# Data shown
## Start
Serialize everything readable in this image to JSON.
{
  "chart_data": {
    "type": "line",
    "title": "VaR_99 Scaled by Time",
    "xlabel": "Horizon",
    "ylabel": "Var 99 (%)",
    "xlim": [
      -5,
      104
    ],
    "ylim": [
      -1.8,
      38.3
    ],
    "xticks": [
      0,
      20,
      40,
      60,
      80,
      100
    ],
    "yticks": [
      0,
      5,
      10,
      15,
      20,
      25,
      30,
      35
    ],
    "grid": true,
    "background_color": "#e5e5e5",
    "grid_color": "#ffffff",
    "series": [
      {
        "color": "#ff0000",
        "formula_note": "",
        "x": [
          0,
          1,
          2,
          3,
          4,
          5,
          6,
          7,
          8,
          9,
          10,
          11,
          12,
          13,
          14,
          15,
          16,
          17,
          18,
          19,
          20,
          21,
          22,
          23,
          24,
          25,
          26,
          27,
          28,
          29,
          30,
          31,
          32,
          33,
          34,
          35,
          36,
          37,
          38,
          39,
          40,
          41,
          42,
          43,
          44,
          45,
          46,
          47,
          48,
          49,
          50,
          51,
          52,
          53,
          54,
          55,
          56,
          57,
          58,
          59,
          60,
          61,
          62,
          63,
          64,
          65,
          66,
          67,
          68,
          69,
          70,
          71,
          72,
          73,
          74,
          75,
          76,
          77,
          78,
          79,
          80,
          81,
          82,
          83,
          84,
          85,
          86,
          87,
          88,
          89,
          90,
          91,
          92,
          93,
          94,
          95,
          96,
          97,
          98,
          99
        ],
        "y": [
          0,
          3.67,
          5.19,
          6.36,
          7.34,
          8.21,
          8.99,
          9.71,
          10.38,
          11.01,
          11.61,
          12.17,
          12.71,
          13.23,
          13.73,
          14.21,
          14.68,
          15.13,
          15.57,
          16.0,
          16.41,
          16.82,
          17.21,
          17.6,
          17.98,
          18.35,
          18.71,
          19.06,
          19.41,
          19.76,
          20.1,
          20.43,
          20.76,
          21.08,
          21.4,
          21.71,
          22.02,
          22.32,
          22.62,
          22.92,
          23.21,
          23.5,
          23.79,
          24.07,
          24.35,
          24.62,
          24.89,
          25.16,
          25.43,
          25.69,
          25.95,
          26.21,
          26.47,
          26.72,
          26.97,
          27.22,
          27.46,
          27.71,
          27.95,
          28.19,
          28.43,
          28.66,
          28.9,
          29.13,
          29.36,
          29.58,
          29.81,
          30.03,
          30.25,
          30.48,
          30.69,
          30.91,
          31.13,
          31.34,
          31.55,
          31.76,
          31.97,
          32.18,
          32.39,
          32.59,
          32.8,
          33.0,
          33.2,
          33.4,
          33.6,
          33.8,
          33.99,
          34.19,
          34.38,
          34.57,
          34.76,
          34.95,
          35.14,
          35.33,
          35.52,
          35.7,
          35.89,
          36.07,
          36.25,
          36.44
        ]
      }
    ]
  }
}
## End
# Aim
Copy every line verbatim.

# Result for this task
Serialize everything readable in this image to JSON.
{
  "chart_data": {
    "type": "line",
    "title": "VaR_99 Scaled by Time",
    "xlabel": "Horizon",
    "ylabel": "Var 99 (%)",
    "xlim": [
      -5,
      104
    ],
    "ylim": [
      -1.8,
      38.3
    ],
    "xticks": [
      0,
      20,
      40,
      60,
      80,
      100
    ],
    "yticks": [
      0,
      5,
      10,
      15,
      20,
      25,
      30,
      35
    ],
    "grid": true,
    "background_color": "#e5e5e5",
    "grid_color": "#ffffff",
    "series": [
      {
        "color": "#ff0000",
        "formula_note": "",
        "x": [
          0,
          1,
          2,
          3,
          4,
          5,
          6,
          7,
          8,
          9,
          10,
          11,
          12,
          13,
          14,
          15,
          16,
          17,
          18,
          19,
          20,
          21,
          22,
          23,
          24,
          25,
          26,
          27,
          28,
          29,
          30,
          31,
          32,
          33,
          34,
          35,
          36,
          37,
          38,
          39,
          40,
          41,
          42,
          43,
          44,
          45,
          46,
          47,
          48,
          49,
          50,
          51,
          52,
          53,
          54,
          55,
          56,
          57,
          58,
          59,
          60,
          61,
          62,
          63,
          64,
          65,
          66,
          67,
          68,
          69,
          70,
          71,
          72,
          73,
          74,
          75,
          76,
          77,
          78,
          79,
          80,
          81,
          82,
          83,
          84,
          85,
          86,
          87,
          88,
          89,
          90,
          91,
          92,
          93,
          94,
          95,
          96,
          97,
          98,
          99
        ],
        "y": [
          0,
          3.67,
          5.19,
          6.36,
          7.34,
          8.21,
          8.99,
          9.71,
          10.38,
          11.01,
          11.61,
          12.17,
          12.71,
          13.23,
          13.73,
          14.21,
          14.68,
          15.13,
          15.57,
          16.0,
          16.41,
          16.82,
          17.21,
          17.6,
          17.98,
          18.35,
          18.71,
          19.06,
          19.41,
          19.76,
          20.1,
          20.43,
          20.76,
          21.08,
          21.4,
          21.71,
          22.02,
          22.32,
          22.62,
          22.92,
          23.21,
          23.5,
          23.79,
          24.07,
          24.35,
          24.62,
          24.89,
          25.16,
          25.43,
          25.69,
          25.95,
          26.21,
          26.47,
          26.72,
          26.97,
          27.22,
          27.46,
          27.71,
          27.95,
          28.19,
          28.43,
          28.66,
          28.9,
          29.13,
          29.36,
          29.58,
          29.81,
          30.03,
          30.25,
          30.48,
          30.69,
          30.91,
          31.13,
          31.34,
          31.55,
          31.76,
          31.97,
          32.18,
          32.39,
          32.59,
          32.8,
          33.0,
          33.2,
          33.4,
          33.6,
          33.8,
          33.99,
          34.19,
          34.38,
          34.57,
          34.76,
          34.95,
          35.14,
          35.33,
          35.52,
          35.7,
          35.89,
          36.07,
          36.25,
          36.44
        ]
      }
    ]
  }
}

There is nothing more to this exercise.